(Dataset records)
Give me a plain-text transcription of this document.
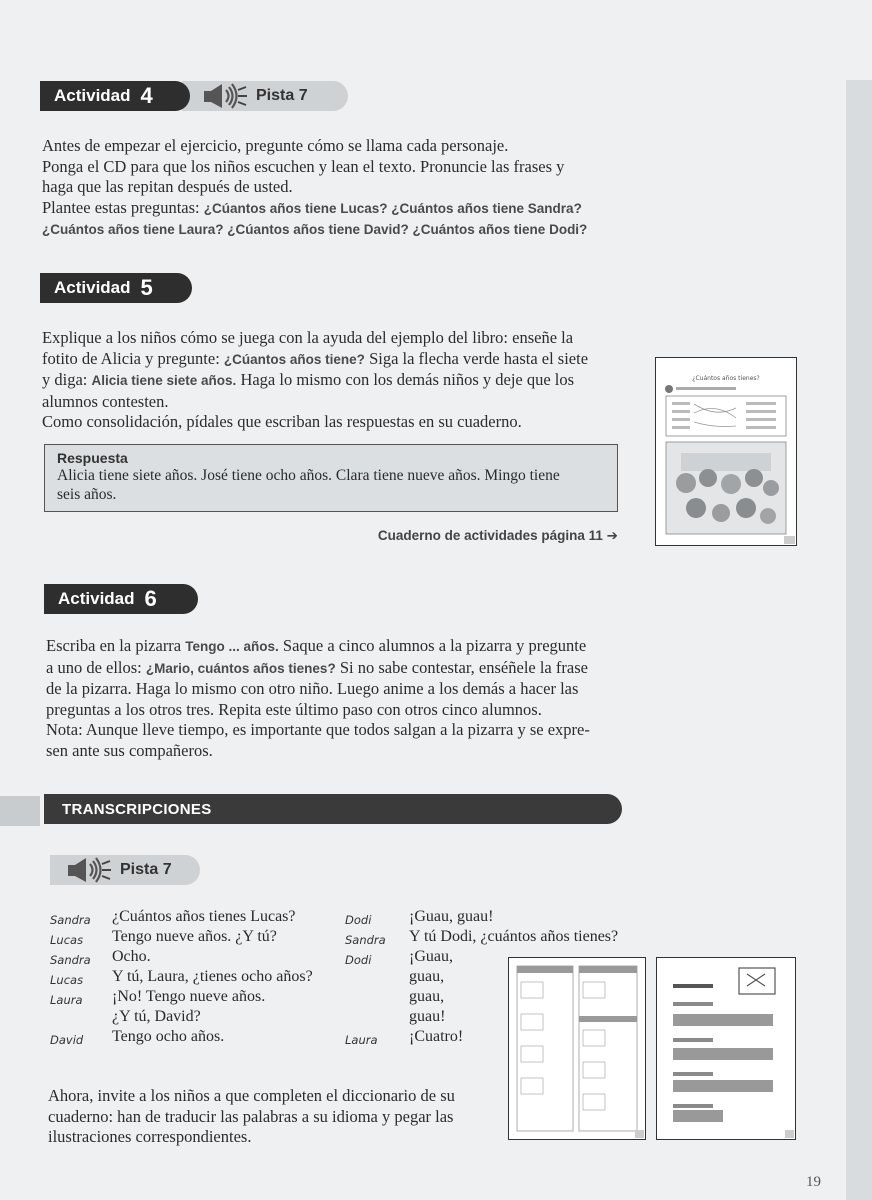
Pista 7
Actividad 4

Antes de empezar el ejercicio, pregunte cómo se llama cada personaje.

Ponga el CD para que los niños escuchen y lean el texto. Pronuncie las frases y

haga que las repitan después de usted.

Plantee estas preguntas: ¿Cúantos años tiene Lucas? ¿Cuántos años tiene Sandra?

¿Cuántos años tiene Laura? ¿Cúantos años tiene David? ¿Cuántos años tiene Dodi?

Actividad 5

Explique a los niños cómo se juega con la ayuda del ejemplo del libro: enseñe la

fotito de Alicia y pregunte: ¿Cúantos años tiene? Siga la flecha verde hasta el siete

y diga: Alicia tiene siete años. Haga lo mismo con los demás niños y deje que los

alumnos contesten.

Como consolidación, pídales que escriban las respuestas en su cuaderno.

Respuesta
Alicia tiene siete años. José tiene ocho años. Clara tiene nueve años. Mingo tiene
seis años.
Cuaderno de actividades página 11 ➔
¿Cuántos años tienes?
Actividad 6

Escriba en la pizarra Tengo ... años. Saque a cinco alumnos a la pizarra y pregunte

a uno de ellos: ¿Mario, cuántos años tienes? Si no sabe contestar, enséñele la frase

de la pizarra. Haga lo mismo con otro niño. Luego anime a los demás a hacer las

preguntas a los otros tres. Repita este último paso con otros cinco alumnos.

Nota: Aunque lleve tiempo, es importante que todos salgan a la pizarra y se expre-

sen ante sus compañeros.

TRANSCRIPCIONES
Pista 7
Sandra	¿Cuántos años tienes Lucas?
Lucas	Tengo nueve años. ¿Y tú?
Sandra	Ocho.
Lucas	Y tú, Laura, ¿tienes ocho años?
Laura	¡No! Tengo nueve años.
¿Y tú, David?
David	Tengo ocho años.
Dodi	¡Guau, guau!
Sandra	Y tú Dodi, ¿cuántos años tienes?
Dodi	¡Guau,
guau,
guau,
guau!
Laura	¡Cuatro!

Ahora, invite a los niños a que completen el diccionario de su

cuaderno: han de traducir las palabras a su idioma y pegar las

ilustraciones correspondientes.

19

▸ INSTRUCTIONS FOR THE TASK
Set the entries down again exactly. Do not include the images.

▸ TASK RESULT
Give me a plain-text transcription of this document.
Pista 7
Actividad 4

Antes de empezar el ejercicio, pregunte cómo se llama cada personaje.

Ponga el CD para que los niños escuchen y lean el texto. Pronuncie las frases y

haga que las repitan después de usted.

Plantee estas preguntas: ¿Cúantos años tiene Lucas? ¿Cuántos años tiene Sandra?

¿Cuántos años tiene Laura? ¿Cúantos años tiene David? ¿Cuántos años tiene Dodi?

Actividad 5

Explique a los niños cómo se juega con la ayuda del ejemplo del libro: enseñe la

fotito de Alicia y pregunte: ¿Cúantos años tiene? Siga la flecha verde hasta el siete

y diga: Alicia tiene siete años. Haga lo mismo con los demás niños y deje que los

alumnos contesten.

Como consolidación, pídales que escriban las respuestas en su cuaderno.

Respuesta
Alicia tiene siete años. José tiene ocho años. Clara tiene nueve años. Mingo tiene
seis años.
Cuaderno de actividades página 11 ➔
¿Cuántos años tienes?
Actividad 6

Escriba en la pizarra Tengo ... años. Saque a cinco alumnos a la pizarra y pregunte

a uno de ellos: ¿Mario, cuántos años tienes? Si no sabe contestar, enséñele la frase

de la pizarra. Haga lo mismo con otro niño. Luego anime a los demás a hacer las

preguntas a los otros tres. Repita este último paso con otros cinco alumnos.

Nota: Aunque lleve tiempo, es importante que todos salgan a la pizarra y se expre-

sen ante sus compañeros.

TRANSCRIPCIONES
Pista 7
Sandra	¿Cuántos años tienes Lucas?
Lucas	Tengo nueve años. ¿Y tú?
Sandra	Ocho.
Lucas	Y tú, Laura, ¿tienes ocho años?
Laura	¡No! Tengo nueve años.
¿Y tú, David?
David	Tengo ocho años.
Dodi	¡Guau, guau!
Sandra	Y tú Dodi, ¿cuántos años tienes?
Dodi	¡Guau,
guau,
guau,
guau!
Laura	¡Cuatro!

Ahora, invite a los niños a que completen el diccionario de su

cuaderno: han de traducir las palabras a su idioma y pegar las

ilustraciones correspondientes.

19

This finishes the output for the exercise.